▸ Exercise description
Copy every line from the records below that holds the word "color".

▸ Listed records
══════════

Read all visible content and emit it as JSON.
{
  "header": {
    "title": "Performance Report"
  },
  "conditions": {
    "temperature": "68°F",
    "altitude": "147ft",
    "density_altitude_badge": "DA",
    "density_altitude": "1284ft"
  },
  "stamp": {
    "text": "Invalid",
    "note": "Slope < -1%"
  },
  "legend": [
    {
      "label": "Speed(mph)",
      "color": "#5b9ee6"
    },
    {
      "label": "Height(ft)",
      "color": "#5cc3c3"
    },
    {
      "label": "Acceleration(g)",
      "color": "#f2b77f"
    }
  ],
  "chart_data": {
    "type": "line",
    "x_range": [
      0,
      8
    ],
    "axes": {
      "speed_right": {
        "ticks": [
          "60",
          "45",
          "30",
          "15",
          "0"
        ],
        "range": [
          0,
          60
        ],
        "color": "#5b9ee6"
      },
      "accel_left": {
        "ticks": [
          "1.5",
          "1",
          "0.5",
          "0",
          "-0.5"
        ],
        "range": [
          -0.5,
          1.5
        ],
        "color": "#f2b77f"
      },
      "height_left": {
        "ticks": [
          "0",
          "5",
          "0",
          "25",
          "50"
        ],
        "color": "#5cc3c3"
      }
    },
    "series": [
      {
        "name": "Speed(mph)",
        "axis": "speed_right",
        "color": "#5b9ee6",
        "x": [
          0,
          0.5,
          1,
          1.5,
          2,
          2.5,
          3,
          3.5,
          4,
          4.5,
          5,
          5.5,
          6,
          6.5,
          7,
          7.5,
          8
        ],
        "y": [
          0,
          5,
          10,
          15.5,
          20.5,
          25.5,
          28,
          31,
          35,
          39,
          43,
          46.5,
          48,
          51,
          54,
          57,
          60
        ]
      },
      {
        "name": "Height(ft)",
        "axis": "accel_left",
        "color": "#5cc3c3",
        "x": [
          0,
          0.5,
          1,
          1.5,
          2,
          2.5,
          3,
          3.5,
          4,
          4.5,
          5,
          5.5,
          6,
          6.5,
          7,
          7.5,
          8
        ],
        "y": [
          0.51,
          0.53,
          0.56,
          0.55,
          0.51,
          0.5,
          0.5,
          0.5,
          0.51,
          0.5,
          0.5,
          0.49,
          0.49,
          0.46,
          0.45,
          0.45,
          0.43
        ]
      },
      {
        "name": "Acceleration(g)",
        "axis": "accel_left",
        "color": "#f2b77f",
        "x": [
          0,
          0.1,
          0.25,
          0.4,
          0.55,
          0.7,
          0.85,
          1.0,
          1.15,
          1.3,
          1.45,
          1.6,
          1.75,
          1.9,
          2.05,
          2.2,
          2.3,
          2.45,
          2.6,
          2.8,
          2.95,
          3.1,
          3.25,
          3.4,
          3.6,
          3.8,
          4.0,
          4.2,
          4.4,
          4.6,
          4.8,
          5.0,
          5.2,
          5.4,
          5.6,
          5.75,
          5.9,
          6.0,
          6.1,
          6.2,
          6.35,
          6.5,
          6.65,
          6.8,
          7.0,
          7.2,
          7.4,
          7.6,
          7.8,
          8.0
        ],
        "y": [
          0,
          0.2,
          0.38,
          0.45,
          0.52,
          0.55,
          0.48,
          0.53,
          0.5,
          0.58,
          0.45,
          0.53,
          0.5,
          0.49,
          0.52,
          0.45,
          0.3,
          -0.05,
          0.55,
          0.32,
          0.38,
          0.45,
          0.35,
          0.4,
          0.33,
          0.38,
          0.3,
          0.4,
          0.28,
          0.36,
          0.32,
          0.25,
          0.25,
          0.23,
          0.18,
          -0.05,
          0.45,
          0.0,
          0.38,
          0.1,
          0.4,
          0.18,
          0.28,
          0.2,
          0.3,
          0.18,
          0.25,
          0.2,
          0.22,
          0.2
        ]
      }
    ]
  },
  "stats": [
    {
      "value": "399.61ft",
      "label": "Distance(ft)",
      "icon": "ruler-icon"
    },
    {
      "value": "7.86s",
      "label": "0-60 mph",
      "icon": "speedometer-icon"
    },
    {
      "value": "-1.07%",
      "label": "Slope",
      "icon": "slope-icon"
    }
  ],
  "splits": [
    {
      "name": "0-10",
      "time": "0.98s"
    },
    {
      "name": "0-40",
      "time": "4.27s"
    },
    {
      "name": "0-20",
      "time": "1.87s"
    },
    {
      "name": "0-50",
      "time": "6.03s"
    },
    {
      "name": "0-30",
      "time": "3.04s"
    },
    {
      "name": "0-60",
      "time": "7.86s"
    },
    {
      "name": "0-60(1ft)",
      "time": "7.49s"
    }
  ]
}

══════════

▸ Full answer
      "color": "#5b9ee6"
      "color": "#5cc3c3"
      "color": "#f2b77f"
        "color": "#5b9ee6"
        "color": "#f2b77f"
        "color": "#5cc3c3"
        "color": "#5b9ee6",
        "color": "#5cc3c3",
        "color": "#f2b77f",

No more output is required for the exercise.